DATA TO PROCESS:
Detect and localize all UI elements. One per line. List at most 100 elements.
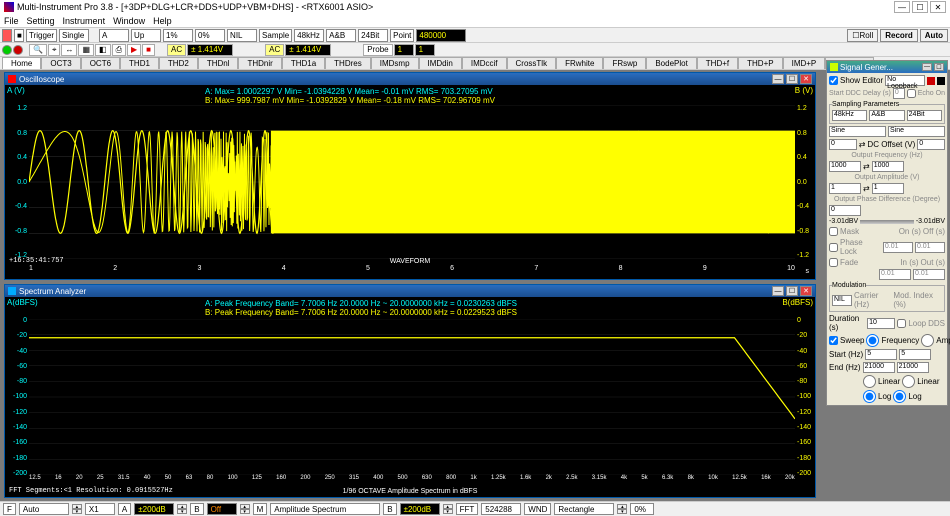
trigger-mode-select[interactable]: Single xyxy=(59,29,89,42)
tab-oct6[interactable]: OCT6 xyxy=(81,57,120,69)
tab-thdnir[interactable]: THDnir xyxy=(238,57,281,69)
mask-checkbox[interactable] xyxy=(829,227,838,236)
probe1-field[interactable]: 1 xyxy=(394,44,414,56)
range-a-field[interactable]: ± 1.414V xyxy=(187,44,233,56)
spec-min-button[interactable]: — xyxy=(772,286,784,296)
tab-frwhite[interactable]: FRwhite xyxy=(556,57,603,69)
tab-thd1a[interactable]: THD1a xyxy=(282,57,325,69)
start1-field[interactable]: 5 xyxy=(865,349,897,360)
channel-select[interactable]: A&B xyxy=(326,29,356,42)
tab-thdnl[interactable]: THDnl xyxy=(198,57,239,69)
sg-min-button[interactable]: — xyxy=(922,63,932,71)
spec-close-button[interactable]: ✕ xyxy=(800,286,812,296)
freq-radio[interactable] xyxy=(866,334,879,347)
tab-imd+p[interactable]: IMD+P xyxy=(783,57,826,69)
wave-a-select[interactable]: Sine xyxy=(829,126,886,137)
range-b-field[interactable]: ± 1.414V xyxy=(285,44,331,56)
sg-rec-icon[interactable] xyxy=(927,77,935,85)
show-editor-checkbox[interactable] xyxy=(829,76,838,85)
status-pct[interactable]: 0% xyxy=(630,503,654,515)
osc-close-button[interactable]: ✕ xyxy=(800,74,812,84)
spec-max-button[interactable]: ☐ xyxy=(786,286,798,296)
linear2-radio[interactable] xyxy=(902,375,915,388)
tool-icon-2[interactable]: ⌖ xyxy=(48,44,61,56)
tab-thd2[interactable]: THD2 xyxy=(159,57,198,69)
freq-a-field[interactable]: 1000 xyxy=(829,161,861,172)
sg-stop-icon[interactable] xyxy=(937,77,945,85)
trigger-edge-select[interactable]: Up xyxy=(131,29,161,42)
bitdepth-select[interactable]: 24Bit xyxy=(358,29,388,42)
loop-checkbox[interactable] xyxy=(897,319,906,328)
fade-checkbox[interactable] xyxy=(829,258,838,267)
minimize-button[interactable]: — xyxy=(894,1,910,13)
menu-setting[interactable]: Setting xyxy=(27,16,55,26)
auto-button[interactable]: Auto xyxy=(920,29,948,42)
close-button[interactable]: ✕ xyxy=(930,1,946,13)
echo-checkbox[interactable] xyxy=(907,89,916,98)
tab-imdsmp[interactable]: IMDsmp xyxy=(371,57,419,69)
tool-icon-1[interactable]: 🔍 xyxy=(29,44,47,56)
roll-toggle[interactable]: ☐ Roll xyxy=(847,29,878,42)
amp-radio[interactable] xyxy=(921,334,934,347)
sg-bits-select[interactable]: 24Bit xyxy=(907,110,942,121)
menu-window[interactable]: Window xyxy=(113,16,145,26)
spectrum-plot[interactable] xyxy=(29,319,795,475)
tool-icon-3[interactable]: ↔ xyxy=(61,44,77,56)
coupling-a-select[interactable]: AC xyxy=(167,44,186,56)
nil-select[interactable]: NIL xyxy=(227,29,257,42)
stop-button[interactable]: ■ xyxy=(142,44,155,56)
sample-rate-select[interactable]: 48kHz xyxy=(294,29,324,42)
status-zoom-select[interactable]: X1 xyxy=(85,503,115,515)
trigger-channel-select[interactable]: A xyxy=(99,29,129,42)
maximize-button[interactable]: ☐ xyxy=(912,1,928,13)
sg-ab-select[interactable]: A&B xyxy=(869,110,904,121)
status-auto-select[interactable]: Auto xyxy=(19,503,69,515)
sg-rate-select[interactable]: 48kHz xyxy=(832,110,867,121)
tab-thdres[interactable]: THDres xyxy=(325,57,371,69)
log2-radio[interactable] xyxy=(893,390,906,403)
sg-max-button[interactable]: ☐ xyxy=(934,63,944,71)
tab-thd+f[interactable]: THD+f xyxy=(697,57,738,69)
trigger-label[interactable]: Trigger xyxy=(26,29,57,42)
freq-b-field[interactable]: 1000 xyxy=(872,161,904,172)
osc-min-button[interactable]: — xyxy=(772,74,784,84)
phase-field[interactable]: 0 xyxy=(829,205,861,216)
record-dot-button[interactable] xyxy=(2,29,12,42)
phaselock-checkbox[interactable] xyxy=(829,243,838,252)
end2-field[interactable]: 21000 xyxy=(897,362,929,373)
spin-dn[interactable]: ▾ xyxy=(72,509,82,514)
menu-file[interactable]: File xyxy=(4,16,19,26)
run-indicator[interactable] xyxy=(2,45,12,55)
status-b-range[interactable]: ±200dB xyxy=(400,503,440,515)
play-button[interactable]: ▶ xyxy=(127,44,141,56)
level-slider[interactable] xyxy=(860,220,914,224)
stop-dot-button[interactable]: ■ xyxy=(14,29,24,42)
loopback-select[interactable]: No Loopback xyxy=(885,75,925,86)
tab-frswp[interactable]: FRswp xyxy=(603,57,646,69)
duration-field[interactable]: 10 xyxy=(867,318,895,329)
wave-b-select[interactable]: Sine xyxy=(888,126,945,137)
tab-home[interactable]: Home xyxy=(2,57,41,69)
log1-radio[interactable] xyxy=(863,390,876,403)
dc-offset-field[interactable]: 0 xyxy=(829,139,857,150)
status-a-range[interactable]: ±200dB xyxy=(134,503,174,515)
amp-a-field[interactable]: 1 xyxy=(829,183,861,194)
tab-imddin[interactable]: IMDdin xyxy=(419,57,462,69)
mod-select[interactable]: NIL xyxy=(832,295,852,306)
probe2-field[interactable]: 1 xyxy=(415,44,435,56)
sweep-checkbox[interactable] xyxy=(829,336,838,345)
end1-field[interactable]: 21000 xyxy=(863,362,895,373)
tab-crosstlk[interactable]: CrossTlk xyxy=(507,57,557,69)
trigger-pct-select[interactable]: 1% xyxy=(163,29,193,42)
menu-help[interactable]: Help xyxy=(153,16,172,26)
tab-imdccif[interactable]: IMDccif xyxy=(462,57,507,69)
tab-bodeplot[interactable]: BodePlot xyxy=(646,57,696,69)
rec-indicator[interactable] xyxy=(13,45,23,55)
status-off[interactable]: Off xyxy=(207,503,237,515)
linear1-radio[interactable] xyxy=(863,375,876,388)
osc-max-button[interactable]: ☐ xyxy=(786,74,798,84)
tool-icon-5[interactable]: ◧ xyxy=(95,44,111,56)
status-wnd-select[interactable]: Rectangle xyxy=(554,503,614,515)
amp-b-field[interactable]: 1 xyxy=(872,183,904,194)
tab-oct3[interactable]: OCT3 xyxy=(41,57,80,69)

--

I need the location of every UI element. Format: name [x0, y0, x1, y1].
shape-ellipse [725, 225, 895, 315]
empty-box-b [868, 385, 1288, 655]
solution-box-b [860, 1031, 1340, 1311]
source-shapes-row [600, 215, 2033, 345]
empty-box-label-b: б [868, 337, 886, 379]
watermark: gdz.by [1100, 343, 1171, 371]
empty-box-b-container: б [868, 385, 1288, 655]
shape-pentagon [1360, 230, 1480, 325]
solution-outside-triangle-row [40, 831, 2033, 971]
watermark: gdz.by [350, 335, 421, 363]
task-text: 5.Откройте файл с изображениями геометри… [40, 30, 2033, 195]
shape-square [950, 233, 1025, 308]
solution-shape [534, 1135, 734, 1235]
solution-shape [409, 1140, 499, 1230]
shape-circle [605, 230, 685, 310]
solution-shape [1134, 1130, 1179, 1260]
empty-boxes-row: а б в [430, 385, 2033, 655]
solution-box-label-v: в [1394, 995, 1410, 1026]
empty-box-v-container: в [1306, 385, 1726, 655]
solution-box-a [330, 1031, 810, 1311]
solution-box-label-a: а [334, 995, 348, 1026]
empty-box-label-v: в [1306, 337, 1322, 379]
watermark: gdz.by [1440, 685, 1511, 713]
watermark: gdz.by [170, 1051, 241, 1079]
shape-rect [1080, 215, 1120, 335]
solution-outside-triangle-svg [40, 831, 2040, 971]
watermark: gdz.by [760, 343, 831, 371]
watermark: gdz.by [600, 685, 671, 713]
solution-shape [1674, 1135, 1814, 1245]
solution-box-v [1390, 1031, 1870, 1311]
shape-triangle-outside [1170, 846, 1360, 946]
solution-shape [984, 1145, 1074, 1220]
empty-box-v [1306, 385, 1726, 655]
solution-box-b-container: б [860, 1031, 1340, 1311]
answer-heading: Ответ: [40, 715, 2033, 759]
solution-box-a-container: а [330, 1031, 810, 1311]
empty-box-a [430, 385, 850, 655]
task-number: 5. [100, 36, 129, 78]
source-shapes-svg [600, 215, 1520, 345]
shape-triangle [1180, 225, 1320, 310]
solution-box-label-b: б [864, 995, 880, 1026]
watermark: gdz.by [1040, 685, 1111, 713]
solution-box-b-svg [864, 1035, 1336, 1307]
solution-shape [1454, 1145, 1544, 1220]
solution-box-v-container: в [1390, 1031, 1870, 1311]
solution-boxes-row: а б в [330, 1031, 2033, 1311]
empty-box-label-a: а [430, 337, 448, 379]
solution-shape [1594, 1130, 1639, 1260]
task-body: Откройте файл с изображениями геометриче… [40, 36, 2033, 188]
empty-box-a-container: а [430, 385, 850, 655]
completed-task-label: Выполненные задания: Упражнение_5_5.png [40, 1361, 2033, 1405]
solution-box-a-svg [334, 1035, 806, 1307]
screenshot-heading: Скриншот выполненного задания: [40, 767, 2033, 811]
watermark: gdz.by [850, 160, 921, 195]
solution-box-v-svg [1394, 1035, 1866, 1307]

* * *

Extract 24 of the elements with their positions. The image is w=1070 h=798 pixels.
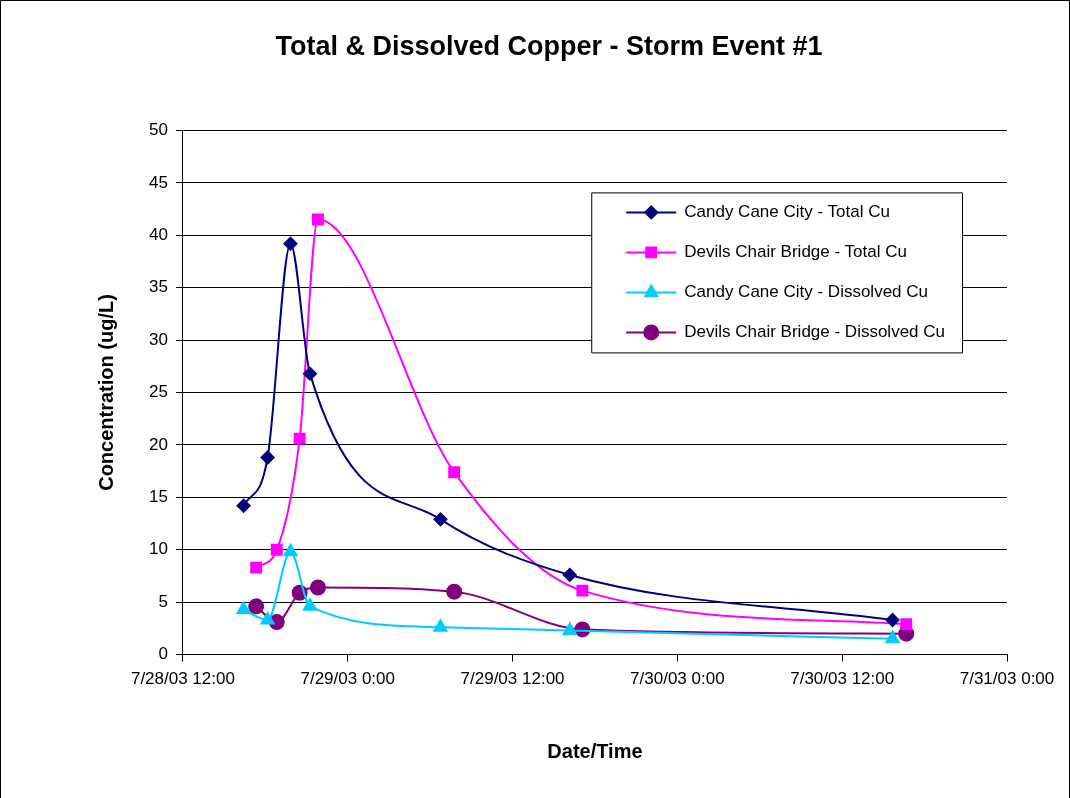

TASK TO CARRY OUT:
Please copy the rows word for word, from the line with "Detect and localize" up to and including the line with "spec-max-button[interactable]: ☐ xyxy=(786,286,798,296)". Leave out the pictures.

THE ANSWER:
Detect and localize all UI elements. One per line. List at most 100 elements.
trigger-mode-select[interactable]: Single xyxy=(59,29,89,42)
tab-oct6[interactable]: OCT6 xyxy=(81,57,120,69)
tab-thdnir[interactable]: THDnir xyxy=(238,57,281,69)
mask-checkbox[interactable] xyxy=(829,227,838,236)
probe1-field[interactable]: 1 xyxy=(394,44,414,56)
range-a-field[interactable]: ± 1.414V xyxy=(187,44,233,56)
spec-min-button[interactable]: — xyxy=(772,286,784,296)
tab-frwhite[interactable]: FRwhite xyxy=(556,57,603,69)
tab-thd1a[interactable]: THD1a xyxy=(282,57,325,69)
start1-field[interactable]: 5 xyxy=(865,349,897,360)
channel-select[interactable]: A&B xyxy=(326,29,356,42)
tab-thdnl[interactable]: THDnl xyxy=(198,57,239,69)
sg-min-button[interactable]: — xyxy=(922,63,932,71)
spec-close-button[interactable]: ✕ xyxy=(800,286,812,296)
freq-radio[interactable] xyxy=(866,334,879,347)
tab-imd+p[interactable]: IMD+P xyxy=(783,57,826,69)
wave-a-select[interactable]: Sine xyxy=(829,126,886,137)
range-b-field[interactable]: ± 1.414V xyxy=(285,44,331,56)
sg-rec-icon[interactable] xyxy=(927,77,935,85)
show-editor-checkbox[interactable] xyxy=(829,76,838,85)
status-pct[interactable]: 0% xyxy=(630,503,654,515)
osc-close-button[interactable]: ✕ xyxy=(800,74,812,84)
spec-max-button[interactable]: ☐ xyxy=(786,286,798,296)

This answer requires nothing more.